Given instruction:
Return the listing word for word, as given.

======== Stored rows

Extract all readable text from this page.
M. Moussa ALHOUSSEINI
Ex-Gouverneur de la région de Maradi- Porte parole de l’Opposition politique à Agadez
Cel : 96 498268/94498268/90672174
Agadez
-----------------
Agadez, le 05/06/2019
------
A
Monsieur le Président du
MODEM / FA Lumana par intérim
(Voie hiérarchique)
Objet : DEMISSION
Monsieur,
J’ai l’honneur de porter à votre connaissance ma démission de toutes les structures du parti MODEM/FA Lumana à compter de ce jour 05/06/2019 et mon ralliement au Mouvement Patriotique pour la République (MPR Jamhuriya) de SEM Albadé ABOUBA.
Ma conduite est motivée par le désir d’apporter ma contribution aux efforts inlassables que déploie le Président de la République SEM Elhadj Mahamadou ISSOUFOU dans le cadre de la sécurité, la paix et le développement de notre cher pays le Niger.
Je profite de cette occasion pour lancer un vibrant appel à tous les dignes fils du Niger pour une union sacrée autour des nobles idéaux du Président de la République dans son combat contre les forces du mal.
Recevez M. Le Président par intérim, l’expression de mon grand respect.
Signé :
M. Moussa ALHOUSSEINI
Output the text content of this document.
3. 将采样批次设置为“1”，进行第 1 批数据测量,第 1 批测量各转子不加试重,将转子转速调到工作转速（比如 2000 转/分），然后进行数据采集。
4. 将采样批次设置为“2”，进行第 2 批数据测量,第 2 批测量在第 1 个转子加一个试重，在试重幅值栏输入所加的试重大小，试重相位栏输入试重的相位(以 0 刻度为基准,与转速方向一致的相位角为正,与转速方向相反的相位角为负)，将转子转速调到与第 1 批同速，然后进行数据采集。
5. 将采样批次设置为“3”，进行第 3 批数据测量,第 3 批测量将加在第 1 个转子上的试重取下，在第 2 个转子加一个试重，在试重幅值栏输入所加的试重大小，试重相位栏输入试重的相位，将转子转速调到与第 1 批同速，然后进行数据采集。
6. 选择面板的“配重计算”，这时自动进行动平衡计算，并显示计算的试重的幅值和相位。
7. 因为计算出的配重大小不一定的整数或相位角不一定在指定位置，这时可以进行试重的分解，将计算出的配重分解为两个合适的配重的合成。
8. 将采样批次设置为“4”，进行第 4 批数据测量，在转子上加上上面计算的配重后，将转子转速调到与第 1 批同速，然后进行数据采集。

================

Solved exercise:
Extract all readable text from this page.
M. Moussa ALHOUSSEINI
Ex-Gouverneur de la région de Maradi- Porte parole de l’Opposition politique à Agadez
Cel : 96 498268/94498268/90672174
Agadez
-----------------
Agadez, le 05/06/2019
------
A
Monsieur le Président du
MODEM / FA Lumana par intérim
(Voie hiérarchique)
Objet : DEMISSION
Monsieur,
J’ai l’honneur de porter à votre connaissance ma démission de toutes les structures du parti MODEM/FA Lumana à compter de ce jour 05/06/2019 et mon ralliement au Mouvement Patriotique pour la République (MPR Jamhuriya) de SEM Albadé ABOUBA.
Ma conduite est motivée par le désir d’apporter ma contribution aux efforts inlassables que déploie le Président de la République SEM Elhadj Mahamadou ISSOUFOU dans le cadre de la sécurité, la paix et le développement de notre cher pays le Niger.
Je profite de cette occasion pour lancer un vibrant appel à tous les dignes fils du Niger pour une union sacrée autour des nobles idéaux du Président de la République dans son combat contre les forces du mal.
Recevez M. Le Président par intérim, l’expression de mon grand respect.
Signé :
M. Moussa ALHOUSSEINI
Output the text content of this document.
3. 将采样批次设置为“1”，进行第 1 批数据测量,第 1 批测量各转子不加试重,将转子转速调到工作转速（比如 2000 转/分），然后进行数据采集。
4. 将采样批次设置为“2”，进行第 2 批数据测量,第 2 批测量在第 1 个转子加一个试重，在试重幅值栏输入所加的试重大小，试重相位栏输入试重的相位(以 0 刻度为基准,与转速方向一致的相位角为正,与转速方向相反的相位角为负)，将转子转速调到与第 1 批同速，然后进行数据采集。
5. 将采样批次设置为“3”，进行第 3 批数据测量,第 3 批测量将加在第 1 个转子上的试重取下，在第 2 个转子加一个试重，在试重幅值栏输入所加的试重大小，试重相位栏输入试重的相位，将转子转速调到与第 1 批同速，然后进行数据采集。
6. 选择面板的“配重计算”，这时自动进行动平衡计算，并显示计算的试重的幅值和相位。
7. 因为计算出的配重大小不一定的整数或相位角不一定在指定位置，这时可以进行试重的分解，将计算出的配重分解为两个合适的配重的合成。
8. 将采样批次设置为“4”，进行第 4 批数据测量，在转子上加上上面计算的配重后，将转子转速调到与第 1 批同速，然后进行数据采集。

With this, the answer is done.